*Figure record extracts*:
— start —

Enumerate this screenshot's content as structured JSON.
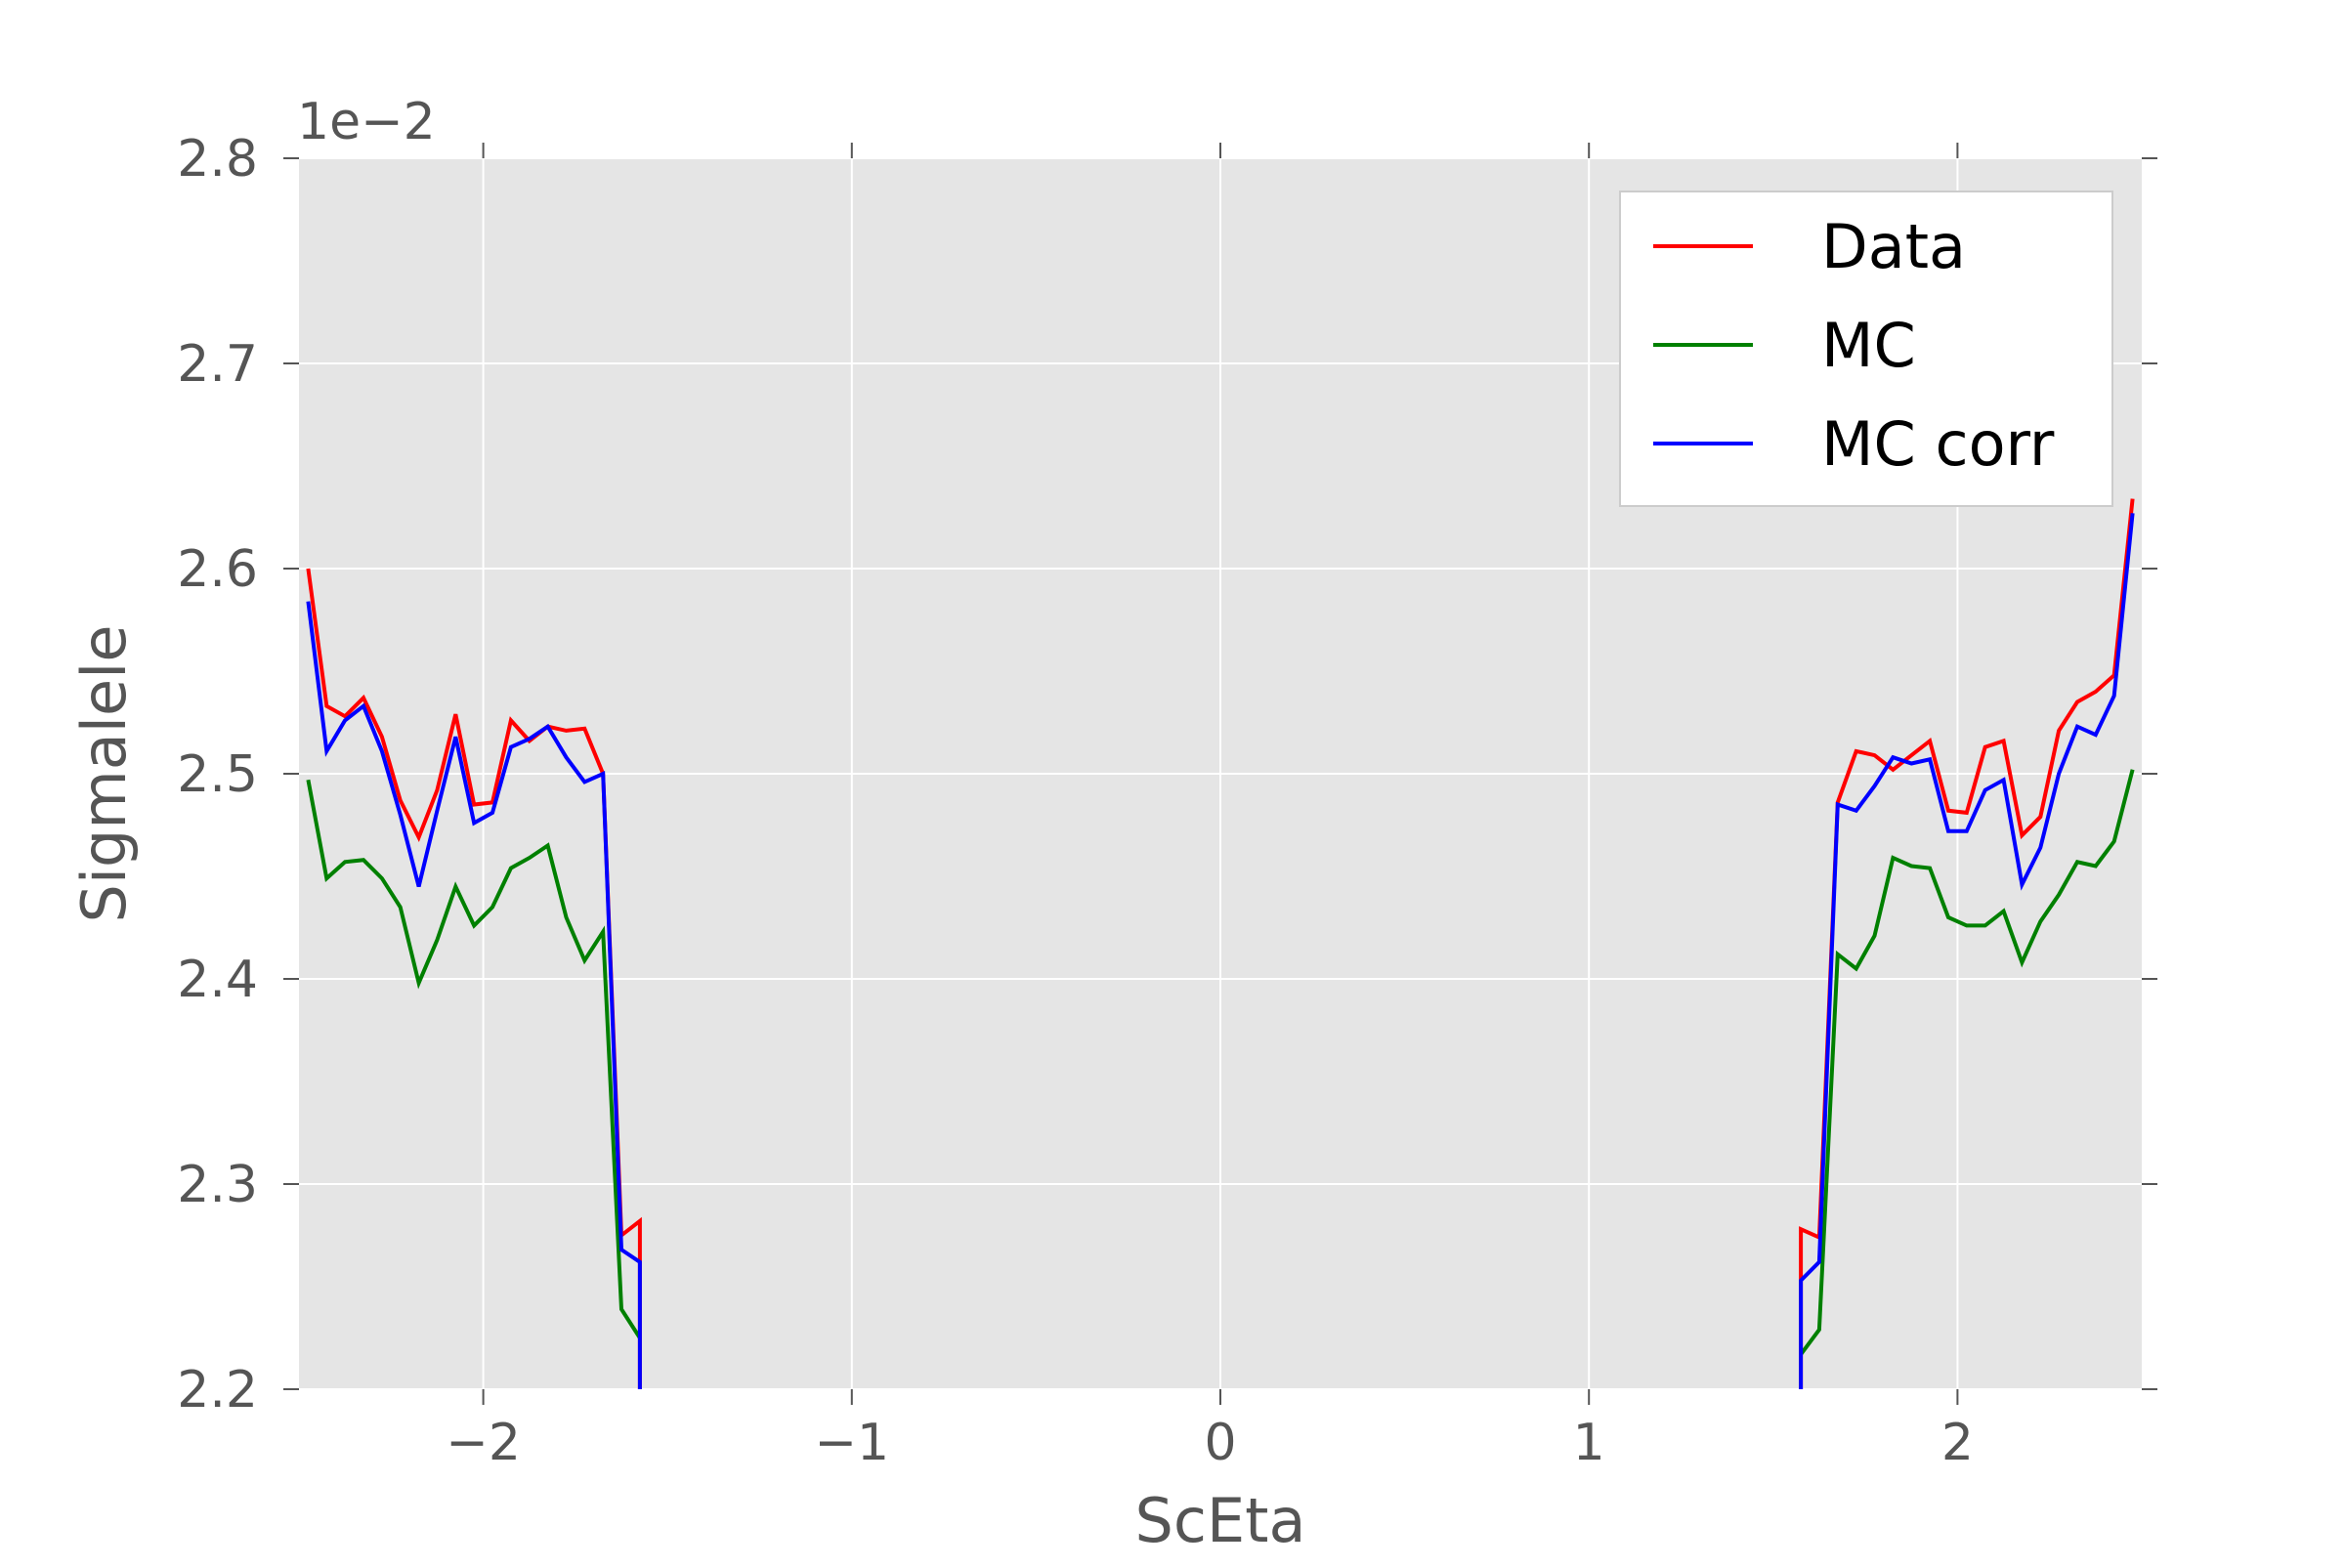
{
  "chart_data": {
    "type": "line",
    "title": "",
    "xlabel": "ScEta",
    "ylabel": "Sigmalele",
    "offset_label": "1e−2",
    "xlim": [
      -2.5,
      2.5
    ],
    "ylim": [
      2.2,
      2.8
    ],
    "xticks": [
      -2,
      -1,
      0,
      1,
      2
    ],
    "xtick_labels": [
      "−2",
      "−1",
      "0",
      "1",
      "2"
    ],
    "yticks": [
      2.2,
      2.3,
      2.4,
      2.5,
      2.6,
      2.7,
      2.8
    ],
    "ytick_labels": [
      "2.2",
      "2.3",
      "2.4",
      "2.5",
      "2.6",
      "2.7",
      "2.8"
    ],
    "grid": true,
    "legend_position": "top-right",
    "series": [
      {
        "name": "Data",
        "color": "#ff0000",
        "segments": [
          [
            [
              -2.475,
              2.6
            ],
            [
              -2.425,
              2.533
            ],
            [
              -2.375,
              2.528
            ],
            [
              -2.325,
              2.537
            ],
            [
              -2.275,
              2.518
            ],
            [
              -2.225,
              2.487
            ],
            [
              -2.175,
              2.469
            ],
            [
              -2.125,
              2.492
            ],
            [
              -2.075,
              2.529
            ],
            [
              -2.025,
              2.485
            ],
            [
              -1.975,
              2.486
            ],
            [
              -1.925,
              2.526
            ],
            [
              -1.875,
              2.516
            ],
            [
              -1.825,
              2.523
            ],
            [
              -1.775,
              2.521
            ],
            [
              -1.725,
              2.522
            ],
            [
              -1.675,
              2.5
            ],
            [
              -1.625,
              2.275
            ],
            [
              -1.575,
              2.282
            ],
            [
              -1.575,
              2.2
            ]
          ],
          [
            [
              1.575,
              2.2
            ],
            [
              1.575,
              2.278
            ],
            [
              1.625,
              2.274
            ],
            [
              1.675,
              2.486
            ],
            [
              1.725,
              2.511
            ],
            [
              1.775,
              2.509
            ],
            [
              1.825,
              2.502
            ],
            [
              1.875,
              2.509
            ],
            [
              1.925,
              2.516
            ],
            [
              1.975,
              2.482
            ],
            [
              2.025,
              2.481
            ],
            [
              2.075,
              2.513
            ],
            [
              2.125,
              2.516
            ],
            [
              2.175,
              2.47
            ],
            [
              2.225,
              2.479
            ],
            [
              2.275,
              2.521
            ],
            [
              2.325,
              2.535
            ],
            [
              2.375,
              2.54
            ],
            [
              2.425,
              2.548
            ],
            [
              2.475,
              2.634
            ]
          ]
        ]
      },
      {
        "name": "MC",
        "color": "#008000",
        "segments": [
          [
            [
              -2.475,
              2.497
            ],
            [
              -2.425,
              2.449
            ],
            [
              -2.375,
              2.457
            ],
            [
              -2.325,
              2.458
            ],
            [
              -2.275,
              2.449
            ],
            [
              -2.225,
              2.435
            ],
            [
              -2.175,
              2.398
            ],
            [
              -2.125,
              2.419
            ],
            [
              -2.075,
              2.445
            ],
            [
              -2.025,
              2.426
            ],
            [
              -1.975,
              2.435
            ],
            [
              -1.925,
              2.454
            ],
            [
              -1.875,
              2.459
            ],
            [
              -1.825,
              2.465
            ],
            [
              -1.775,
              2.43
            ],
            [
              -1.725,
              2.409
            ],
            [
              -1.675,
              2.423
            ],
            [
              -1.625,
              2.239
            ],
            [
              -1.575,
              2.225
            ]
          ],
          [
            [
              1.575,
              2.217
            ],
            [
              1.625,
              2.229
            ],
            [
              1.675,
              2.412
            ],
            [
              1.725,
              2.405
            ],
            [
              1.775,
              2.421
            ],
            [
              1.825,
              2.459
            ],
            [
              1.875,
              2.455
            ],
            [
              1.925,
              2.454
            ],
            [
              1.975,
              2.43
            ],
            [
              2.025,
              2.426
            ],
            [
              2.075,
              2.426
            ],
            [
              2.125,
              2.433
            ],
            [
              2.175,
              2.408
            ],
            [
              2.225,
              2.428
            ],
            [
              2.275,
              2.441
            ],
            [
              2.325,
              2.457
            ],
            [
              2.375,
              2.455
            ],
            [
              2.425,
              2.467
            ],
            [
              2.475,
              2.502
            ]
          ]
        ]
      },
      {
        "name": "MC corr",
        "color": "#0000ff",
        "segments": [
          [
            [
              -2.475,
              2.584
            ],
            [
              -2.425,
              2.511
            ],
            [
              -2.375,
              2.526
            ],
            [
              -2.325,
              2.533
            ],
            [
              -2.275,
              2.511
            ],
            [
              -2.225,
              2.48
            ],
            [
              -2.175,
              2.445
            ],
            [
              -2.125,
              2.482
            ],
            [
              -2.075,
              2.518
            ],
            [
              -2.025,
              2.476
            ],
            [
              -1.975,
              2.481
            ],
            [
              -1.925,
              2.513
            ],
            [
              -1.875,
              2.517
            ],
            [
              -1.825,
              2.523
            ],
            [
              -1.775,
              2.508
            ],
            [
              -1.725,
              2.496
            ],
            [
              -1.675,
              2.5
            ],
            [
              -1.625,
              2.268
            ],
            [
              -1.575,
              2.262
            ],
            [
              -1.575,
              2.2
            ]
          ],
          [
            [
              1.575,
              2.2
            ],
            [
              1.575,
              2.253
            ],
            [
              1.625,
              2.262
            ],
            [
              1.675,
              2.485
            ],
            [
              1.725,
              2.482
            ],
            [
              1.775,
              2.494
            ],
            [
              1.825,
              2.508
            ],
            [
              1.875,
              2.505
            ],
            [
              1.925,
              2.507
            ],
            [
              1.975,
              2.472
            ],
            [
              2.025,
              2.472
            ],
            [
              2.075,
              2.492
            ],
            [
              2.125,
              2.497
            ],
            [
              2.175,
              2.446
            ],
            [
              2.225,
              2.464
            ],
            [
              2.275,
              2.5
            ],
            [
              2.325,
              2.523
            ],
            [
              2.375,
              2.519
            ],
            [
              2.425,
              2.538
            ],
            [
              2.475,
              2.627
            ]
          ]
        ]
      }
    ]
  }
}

— end —

*Exercise*: Filter the listing above for the string "color" and copy every matching line.

*Response to this task*:
        "color": "#ff0000",
        "color": "#008000",
        "color": "#0000ff",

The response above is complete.